- [WRITTEN EXERCISE 1]
From the school data walkthrough, write out the part that opens with the words containing "Complete your data" and closes with "greater than 0.".
- [WRITTEN EXERCISE 2]
Answer these questions using the school data walkthrough:
(a) What seed value is given to the random number generator?
(b) Which janitor function is used to clean the variable names?
(c) What three levels does the variable school_size have?

- [SUPPLIED TEXT]
◆ ◆ ◆

# Load all packages here:
library(readr)
library(dplyr)
library(ggplot2)
library(janitor)

# Set seed value of random number generator to get "replicable" random numbers.
# The choice of seed value of 76 was an arbitrary one on my part.
set.seed(76)

Data

Load data into R

Include the code to load your data here. If your data is not confidential nor is it private in nature, consider publishing it as a .csv file on Google Sheets as in the code chunk below; instructions on how to do this are in Steps 1-6 here. If the data shouldn’t be published online, then please submit the spreadsheet file on Moodle.

ma_schools <- read_csv("https://docs.google.com/spreadsheets/d/e/2PACX-1vSrWSNyNqRVA950sdYa1QazAT-l0T7dl6pE5Ewvt7LkSm9LXmeVNbCbqEcrbygFmFyK4B6VQQGebuk9/pub?gid=1469057204&single=true&output=csv")

Clean variable names

Pipe your data frame into the clean_names() function from the janitor package. This will clean your variable names, making them easier to work with.

ma_schools <- ma_schools %>% 
  clean_names()

Data wrangling

Complete your data wrangling here:

Recall from our data proposal that we didn’t find a categorical variable to our liking in the original ma_schools data. So we create a categorical explanatory variable school_size with three levels (small, medium, large) based on the values of total_enrollment.

Furthermore, we want to limit our analysis to only high schools as younger grades do not take the SAT. In other words, those schools with 11th and 12th grade enrollments greater than 0.

# This converts the numerical variable total_enrollment into a categorical one
# school_size by cutting it into three chunks:
ma_schools <- ma_schools %>% 
  mutate(school_size = cut_number(total_enrollment, n = 3))

◆ ◆ ◆

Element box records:

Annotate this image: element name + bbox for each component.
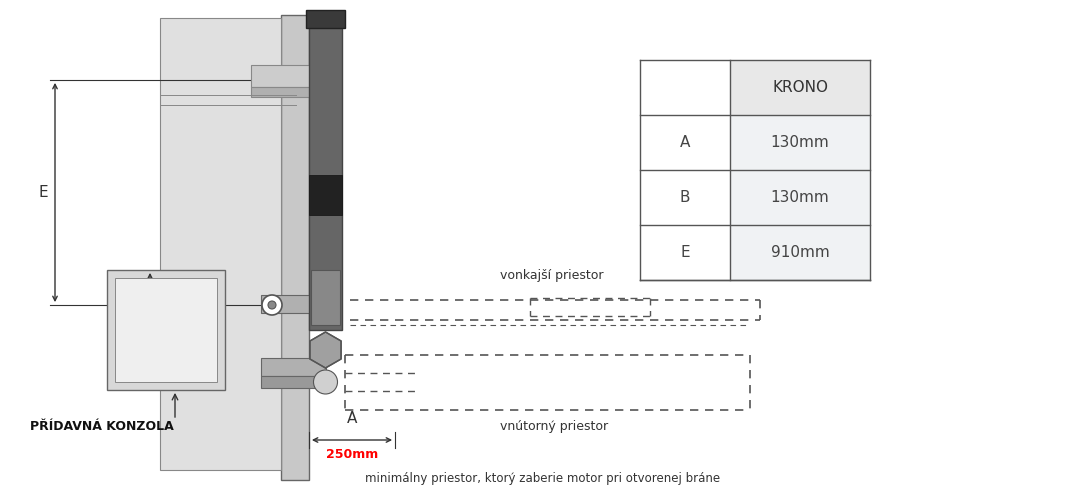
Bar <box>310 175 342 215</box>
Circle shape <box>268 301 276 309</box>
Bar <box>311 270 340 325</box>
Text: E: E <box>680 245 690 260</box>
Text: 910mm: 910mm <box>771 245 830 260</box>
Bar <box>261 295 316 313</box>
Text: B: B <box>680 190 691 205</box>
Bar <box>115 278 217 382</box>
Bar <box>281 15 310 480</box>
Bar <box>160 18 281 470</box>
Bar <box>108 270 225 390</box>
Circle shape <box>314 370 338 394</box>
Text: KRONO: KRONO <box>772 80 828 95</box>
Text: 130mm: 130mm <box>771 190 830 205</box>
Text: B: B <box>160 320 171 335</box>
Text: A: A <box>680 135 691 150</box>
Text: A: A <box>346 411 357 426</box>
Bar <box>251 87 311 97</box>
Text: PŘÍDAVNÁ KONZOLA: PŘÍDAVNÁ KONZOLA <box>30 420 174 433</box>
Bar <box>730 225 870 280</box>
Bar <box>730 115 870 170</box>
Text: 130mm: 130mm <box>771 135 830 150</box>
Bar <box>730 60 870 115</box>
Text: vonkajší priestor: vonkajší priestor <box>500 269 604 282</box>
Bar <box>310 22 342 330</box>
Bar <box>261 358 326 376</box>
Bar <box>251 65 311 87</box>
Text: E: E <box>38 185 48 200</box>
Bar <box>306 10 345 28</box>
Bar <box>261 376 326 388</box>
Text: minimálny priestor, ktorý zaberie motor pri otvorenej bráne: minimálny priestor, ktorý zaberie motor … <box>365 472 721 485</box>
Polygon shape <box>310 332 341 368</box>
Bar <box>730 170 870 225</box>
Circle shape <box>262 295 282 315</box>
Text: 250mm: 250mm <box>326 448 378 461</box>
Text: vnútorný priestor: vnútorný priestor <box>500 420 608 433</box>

◆ ◆ ◆

- [TASK RESULT 1]
Complete your data wrangling here:

Recall from our data proposal that we didn’t find a categorical variable to our liking in the original ma_schools data. So we create a categorical explanatory variable school_size with three levels (small, medium, large) based on the values of total_enrollment.

Furthermore, we want to limit our analysis to only high schools as younger grades do not take the SAT. In other words, those schools with 11th and 12th grade enrollments greater than 0.

- [TASK RESULT 2]
(a) 76
(b) clean_names()
(c) Small, medium and large